> **YOUR GOAL**
Filter the records below down to lines containing "государственной".

-------------------------

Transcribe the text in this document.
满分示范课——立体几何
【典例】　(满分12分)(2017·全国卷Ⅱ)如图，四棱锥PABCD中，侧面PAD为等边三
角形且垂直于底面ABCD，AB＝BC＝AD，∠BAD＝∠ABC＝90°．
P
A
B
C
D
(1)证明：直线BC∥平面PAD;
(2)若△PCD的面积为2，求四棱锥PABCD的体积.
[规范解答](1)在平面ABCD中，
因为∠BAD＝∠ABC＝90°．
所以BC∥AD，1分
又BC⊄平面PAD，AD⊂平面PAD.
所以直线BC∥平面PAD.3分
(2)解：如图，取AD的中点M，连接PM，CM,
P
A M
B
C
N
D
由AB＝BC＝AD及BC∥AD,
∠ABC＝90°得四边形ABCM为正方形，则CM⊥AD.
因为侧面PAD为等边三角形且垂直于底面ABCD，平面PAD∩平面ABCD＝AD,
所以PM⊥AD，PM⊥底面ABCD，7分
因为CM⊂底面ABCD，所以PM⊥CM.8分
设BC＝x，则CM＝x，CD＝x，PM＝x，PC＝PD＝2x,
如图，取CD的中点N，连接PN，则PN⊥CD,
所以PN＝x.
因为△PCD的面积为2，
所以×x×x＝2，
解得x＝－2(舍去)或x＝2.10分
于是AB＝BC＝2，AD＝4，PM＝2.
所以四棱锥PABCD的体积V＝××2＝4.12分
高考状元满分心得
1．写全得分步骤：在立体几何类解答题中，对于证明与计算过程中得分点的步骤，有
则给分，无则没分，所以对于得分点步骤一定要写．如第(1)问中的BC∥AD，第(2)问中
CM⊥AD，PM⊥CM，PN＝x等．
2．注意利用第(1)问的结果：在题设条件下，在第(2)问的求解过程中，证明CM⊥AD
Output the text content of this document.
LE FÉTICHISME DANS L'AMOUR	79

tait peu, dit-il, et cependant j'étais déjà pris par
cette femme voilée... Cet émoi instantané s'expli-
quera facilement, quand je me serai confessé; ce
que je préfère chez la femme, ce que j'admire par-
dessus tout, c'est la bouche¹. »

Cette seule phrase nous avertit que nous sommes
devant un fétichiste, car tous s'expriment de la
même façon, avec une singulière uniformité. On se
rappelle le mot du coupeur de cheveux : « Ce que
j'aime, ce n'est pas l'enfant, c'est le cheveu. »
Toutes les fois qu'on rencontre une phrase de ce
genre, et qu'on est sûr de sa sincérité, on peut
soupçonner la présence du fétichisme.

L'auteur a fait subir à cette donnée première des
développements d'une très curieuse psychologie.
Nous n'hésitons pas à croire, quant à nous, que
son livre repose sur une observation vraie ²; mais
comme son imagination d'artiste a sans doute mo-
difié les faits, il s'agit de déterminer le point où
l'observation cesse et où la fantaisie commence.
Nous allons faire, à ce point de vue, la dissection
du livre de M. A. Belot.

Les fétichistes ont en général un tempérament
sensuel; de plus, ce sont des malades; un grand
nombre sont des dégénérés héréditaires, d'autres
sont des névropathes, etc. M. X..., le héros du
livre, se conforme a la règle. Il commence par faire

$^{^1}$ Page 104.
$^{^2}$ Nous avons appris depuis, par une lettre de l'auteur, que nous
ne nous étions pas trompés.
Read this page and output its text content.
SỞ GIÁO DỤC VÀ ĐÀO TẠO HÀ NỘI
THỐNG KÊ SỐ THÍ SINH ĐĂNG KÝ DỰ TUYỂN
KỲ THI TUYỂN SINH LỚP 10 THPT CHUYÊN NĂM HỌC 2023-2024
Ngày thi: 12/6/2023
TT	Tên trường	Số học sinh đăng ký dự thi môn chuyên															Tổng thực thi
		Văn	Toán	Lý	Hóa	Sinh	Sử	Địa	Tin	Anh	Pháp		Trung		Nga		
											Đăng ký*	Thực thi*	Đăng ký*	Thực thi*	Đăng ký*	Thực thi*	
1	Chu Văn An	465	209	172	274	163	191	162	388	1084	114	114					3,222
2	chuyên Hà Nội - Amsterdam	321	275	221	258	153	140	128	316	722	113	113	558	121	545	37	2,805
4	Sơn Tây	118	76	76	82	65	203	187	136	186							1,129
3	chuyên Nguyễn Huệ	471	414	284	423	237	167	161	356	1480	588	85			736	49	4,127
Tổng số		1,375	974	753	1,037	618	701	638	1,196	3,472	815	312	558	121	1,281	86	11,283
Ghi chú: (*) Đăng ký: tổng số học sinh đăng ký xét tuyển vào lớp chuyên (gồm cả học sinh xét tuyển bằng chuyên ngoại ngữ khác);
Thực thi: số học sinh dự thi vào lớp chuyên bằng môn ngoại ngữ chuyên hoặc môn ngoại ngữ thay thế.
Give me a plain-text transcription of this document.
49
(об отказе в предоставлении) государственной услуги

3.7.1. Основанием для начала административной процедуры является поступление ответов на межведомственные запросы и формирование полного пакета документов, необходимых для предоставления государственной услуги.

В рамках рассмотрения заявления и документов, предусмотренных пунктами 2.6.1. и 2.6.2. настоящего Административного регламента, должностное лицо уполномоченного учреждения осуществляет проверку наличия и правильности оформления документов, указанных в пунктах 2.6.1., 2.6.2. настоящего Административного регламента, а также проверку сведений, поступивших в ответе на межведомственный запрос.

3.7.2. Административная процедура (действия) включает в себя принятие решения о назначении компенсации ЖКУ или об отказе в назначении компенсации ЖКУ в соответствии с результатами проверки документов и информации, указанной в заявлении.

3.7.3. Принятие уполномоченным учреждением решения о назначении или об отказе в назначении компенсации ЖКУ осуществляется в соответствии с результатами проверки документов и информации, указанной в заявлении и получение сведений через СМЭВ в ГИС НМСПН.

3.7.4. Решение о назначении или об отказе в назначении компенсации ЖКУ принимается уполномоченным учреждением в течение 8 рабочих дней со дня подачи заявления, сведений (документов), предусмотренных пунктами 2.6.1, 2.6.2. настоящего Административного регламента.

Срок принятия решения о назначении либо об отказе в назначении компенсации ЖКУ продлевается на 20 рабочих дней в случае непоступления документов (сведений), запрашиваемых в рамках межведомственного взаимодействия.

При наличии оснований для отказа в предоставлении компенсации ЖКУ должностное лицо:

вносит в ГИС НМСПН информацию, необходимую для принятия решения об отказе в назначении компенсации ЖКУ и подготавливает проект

-------------------------

> **EXPECTED ANSWER**
(об отказе в предоставлении) государственной услуги
3.7.1. Основанием для начала административной процедуры является поступление ответов на межведомственные запросы и формирование полного пакета документов, необходимых для предоставления государственной услуги.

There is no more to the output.